### Directions
Copy the records below exactly, omitting any pictures they contain.

──────── Data lines ────────

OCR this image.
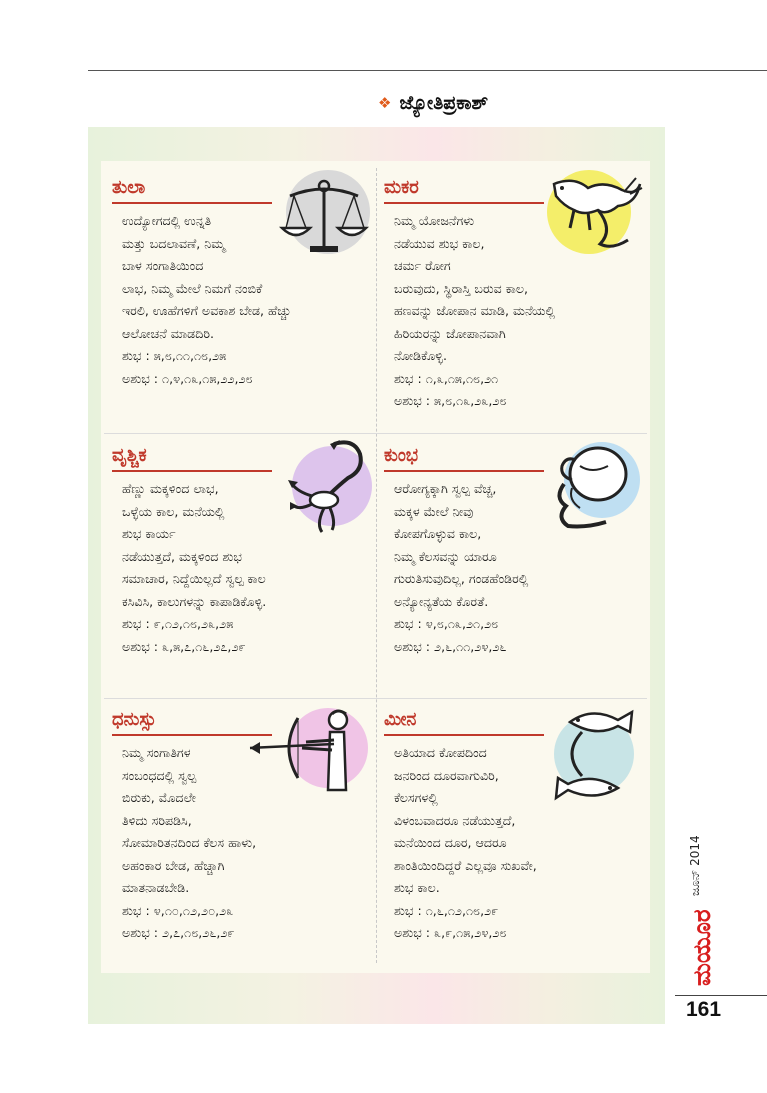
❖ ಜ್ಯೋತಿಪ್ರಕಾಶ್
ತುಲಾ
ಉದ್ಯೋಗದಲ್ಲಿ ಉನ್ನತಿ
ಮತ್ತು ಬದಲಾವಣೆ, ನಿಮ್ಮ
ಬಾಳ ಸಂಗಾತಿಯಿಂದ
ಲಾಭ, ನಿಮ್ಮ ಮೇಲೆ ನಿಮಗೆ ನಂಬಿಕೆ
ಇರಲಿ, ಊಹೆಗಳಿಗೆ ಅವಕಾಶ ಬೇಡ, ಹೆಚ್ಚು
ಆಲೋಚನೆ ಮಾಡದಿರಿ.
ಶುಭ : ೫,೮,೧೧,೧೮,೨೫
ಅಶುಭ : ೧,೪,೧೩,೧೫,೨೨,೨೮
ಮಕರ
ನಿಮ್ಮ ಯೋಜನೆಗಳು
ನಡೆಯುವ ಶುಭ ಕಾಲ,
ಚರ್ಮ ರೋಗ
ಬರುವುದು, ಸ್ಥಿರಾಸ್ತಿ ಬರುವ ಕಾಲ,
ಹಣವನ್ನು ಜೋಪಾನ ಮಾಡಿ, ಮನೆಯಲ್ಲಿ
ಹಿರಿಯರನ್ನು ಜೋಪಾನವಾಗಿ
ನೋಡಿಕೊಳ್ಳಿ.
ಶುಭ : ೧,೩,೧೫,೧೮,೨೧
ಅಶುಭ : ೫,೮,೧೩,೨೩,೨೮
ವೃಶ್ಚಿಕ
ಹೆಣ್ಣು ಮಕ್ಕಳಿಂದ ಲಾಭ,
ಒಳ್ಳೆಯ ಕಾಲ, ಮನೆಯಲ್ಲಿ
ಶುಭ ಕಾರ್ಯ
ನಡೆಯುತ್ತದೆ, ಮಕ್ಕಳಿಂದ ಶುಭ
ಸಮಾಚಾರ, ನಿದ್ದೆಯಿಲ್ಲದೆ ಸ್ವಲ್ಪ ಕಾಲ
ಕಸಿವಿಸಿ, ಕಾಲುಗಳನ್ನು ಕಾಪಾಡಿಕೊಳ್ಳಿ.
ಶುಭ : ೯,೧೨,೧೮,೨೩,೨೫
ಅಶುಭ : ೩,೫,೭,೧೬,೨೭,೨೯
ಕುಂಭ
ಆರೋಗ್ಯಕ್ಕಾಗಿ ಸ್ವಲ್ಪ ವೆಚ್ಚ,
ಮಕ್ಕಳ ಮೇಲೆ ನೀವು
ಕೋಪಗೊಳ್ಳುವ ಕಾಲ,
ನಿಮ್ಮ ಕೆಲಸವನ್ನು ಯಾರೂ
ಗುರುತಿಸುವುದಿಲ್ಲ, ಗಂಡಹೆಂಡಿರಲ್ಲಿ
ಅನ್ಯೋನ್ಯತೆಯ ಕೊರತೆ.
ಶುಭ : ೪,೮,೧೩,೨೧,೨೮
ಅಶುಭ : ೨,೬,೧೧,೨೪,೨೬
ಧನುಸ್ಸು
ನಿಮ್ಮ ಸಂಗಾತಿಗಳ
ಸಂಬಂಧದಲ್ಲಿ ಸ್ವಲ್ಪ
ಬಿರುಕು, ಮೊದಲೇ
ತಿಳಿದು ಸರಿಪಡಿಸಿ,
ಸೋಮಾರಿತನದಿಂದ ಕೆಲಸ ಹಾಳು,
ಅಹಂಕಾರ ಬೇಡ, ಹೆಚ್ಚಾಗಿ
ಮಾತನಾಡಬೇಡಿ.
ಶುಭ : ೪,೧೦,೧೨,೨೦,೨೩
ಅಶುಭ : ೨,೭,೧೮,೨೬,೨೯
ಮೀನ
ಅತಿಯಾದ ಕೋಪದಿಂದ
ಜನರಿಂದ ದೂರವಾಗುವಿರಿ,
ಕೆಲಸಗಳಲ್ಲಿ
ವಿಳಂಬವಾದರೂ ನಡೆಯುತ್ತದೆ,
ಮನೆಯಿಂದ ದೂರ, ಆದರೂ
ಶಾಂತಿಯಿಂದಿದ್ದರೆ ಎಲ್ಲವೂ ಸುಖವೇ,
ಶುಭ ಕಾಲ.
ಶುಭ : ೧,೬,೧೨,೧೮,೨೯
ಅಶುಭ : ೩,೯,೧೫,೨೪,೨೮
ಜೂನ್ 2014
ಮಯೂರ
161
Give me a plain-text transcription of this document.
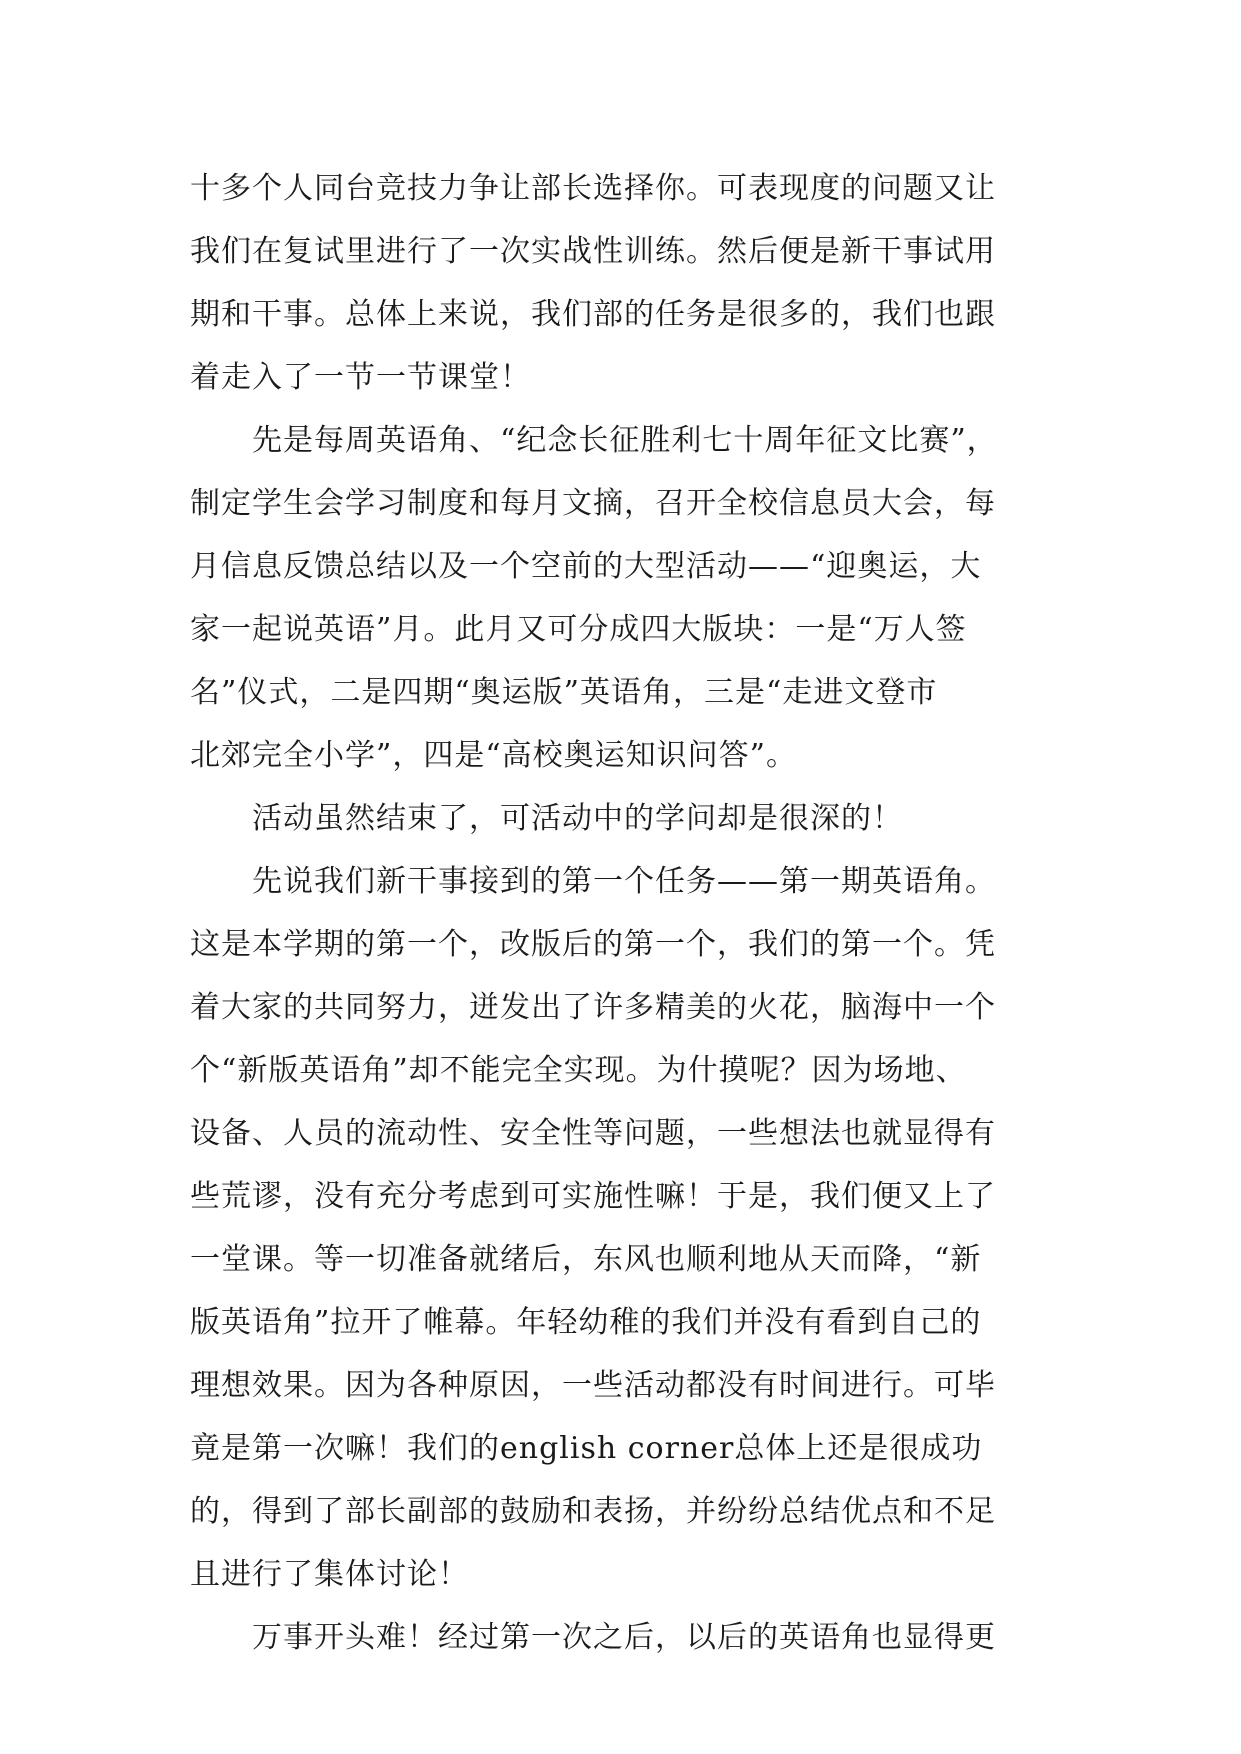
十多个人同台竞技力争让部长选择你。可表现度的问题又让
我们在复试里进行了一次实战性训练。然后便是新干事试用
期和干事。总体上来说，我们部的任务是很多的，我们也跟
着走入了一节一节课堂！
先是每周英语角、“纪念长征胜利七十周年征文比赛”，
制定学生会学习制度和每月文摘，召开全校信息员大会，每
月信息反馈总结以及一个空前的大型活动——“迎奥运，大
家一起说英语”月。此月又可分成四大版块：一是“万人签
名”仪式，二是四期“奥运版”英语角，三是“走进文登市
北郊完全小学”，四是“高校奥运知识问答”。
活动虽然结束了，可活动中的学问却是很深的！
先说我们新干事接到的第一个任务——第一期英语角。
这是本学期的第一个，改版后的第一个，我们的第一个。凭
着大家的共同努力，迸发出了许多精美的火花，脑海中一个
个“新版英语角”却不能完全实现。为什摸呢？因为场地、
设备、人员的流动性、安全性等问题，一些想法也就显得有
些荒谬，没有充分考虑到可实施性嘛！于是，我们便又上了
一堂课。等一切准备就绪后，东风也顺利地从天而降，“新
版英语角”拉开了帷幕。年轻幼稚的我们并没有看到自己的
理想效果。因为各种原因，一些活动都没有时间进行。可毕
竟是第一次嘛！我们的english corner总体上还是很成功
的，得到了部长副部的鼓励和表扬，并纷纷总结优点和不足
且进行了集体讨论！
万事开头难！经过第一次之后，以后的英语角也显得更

────────

### Result of the exercise
OCR this image.
❖ ಜ್ಯೋತಿಪ್ರಕಾಶ್
ತುಲಾ
ಉದ್ಯೋಗದಲ್ಲಿ ಉನ್ನತಿ
ಮತ್ತು ಬದಲಾವಣೆ, ನಿಮ್ಮ
ಬಾಳ ಸಂಗಾತಿಯಿಂದ
ಲಾಭ, ನಿಮ್ಮ ಮೇಲೆ ನಿಮಗೆ ನಂಬಿಕೆ
ಇರಲಿ, ಊಹೆಗಳಿಗೆ ಅವಕಾಶ ಬೇಡ, ಹೆಚ್ಚು
ಆಲೋಚನೆ ಮಾಡದಿರಿ.
ಶುಭ : ೫,೮,೧೧,೧೮,೨೫
ಅಶುಭ : ೧,೪,೧೩,೧೫,೨೨,೨೮
ಮಕರ
ನಿಮ್ಮ ಯೋಜನೆಗಳು
ನಡೆಯುವ ಶುಭ ಕಾಲ,
ಚರ್ಮ ರೋಗ
ಬರುವುದು, ಸ್ಥಿರಾಸ್ತಿ ಬರುವ ಕಾಲ,
ಹಣವನ್ನು ಜೋಪಾನ ಮಾಡಿ, ಮನೆಯಲ್ಲಿ
ಹಿರಿಯರನ್ನು ಜೋಪಾನವಾಗಿ
ನೋಡಿಕೊಳ್ಳಿ.
ಶುಭ : ೧,೩,೧೫,೧೮,೨೧
ಅಶುಭ : ೫,೮,೧೩,೨೩,೨೮
ವೃಶ್ಚಿಕ
ಹೆಣ್ಣು ಮಕ್ಕಳಿಂದ ಲಾಭ,
ಒಳ್ಳೆಯ ಕಾಲ, ಮನೆಯಲ್ಲಿ
ಶುಭ ಕಾರ್ಯ
ನಡೆಯುತ್ತದೆ, ಮಕ್ಕಳಿಂದ ಶುಭ
ಸಮಾಚಾರ, ನಿದ್ದೆಯಿಲ್ಲದೆ ಸ್ವಲ್ಪ ಕಾಲ
ಕಸಿವಿಸಿ, ಕಾಲುಗಳನ್ನು ಕಾಪಾಡಿಕೊಳ್ಳಿ.
ಶುಭ : ೯,೧೨,೧೮,೨೩,೨೫
ಅಶುಭ : ೩,೫,೭,೧೬,೨೭,೨೯
ಕುಂಭ
ಆರೋಗ್ಯಕ್ಕಾಗಿ ಸ್ವಲ್ಪ ವೆಚ್ಚ,
ಮಕ್ಕಳ ಮೇಲೆ ನೀವು
ಕೋಪಗೊಳ್ಳುವ ಕಾಲ,
ನಿಮ್ಮ ಕೆಲಸವನ್ನು ಯಾರೂ
ಗುರುತಿಸುವುದಿಲ್ಲ, ಗಂಡಹೆಂಡಿರಲ್ಲಿ
ಅನ್ಯೋನ್ಯತೆಯ ಕೊರತೆ.
ಶುಭ : ೪,೮,೧೩,೨೧,೨೮
ಅಶುಭ : ೨,೬,೧೧,೨೪,೨೬
ಧನುಸ್ಸು
ನಿಮ್ಮ ಸಂಗಾತಿಗಳ
ಸಂಬಂಧದಲ್ಲಿ ಸ್ವಲ್ಪ
ಬಿರುಕು, ಮೊದಲೇ
ತಿಳಿದು ಸರಿಪಡಿಸಿ,
ಸೋಮಾರಿತನದಿಂದ ಕೆಲಸ ಹಾಳು,
ಅಹಂಕಾರ ಬೇಡ, ಹೆಚ್ಚಾಗಿ
ಮಾತನಾಡಬೇಡಿ.
ಶುಭ : ೪,೧೦,೧೨,೨೦,೨೩
ಅಶುಭ : ೨,೭,೧೮,೨೬,೨೯
ಮೀನ
ಅತಿಯಾದ ಕೋಪದಿಂದ
ಜನರಿಂದ ದೂರವಾಗುವಿರಿ,
ಕೆಲಸಗಳಲ್ಲಿ
ವಿಳಂಬವಾದರೂ ನಡೆಯುತ್ತದೆ,
ಮನೆಯಿಂದ ದೂರ, ಆದರೂ
ಶಾಂತಿಯಿಂದಿದ್ದರೆ ಎಲ್ಲವೂ ಸುಖವೇ,
ಶುಭ ಕಾಲ.
ಶುಭ : ೧,೬,೧೨,೧೮,೨೯
ಅಶುಭ : ೩,೯,೧೫,೨೪,೨೮
ಜೂನ್ 2014
ಮಯೂರ
161
Give me a plain-text transcription of this document.
十多个人同台竞技力争让部长选择你。可表现度的问题又让
我们在复试里进行了一次实战性训练。然后便是新干事试用
期和干事。总体上来说，我们部的任务是很多的，我们也跟
着走入了一节一节课堂！
先是每周英语角、“纪念长征胜利七十周年征文比赛”，
制定学生会学习制度和每月文摘，召开全校信息员大会，每
月信息反馈总结以及一个空前的大型活动——“迎奥运，大
家一起说英语”月。此月又可分成四大版块：一是“万人签
名”仪式，二是四期“奥运版”英语角，三是“走进文登市
北郊完全小学”，四是“高校奥运知识问答”。
活动虽然结束了，可活动中的学问却是很深的！
先说我们新干事接到的第一个任务——第一期英语角。
这是本学期的第一个，改版后的第一个，我们的第一个。凭
着大家的共同努力，迸发出了许多精美的火花，脑海中一个
个“新版英语角”却不能完全实现。为什摸呢？因为场地、
设备、人员的流动性、安全性等问题，一些想法也就显得有
些荒谬，没有充分考虑到可实施性嘛！于是，我们便又上了
一堂课。等一切准备就绪后，东风也顺利地从天而降，“新
版英语角”拉开了帷幕。年轻幼稚的我们并没有看到自己的
理想效果。因为各种原因，一些活动都没有时间进行。可毕
竟是第一次嘛！我们的english corner总体上还是很成功
的，得到了部长副部的鼓励和表扬，并纷纷总结优点和不足
且进行了集体讨论！
万事开头难！经过第一次之后，以后的英语角也显得更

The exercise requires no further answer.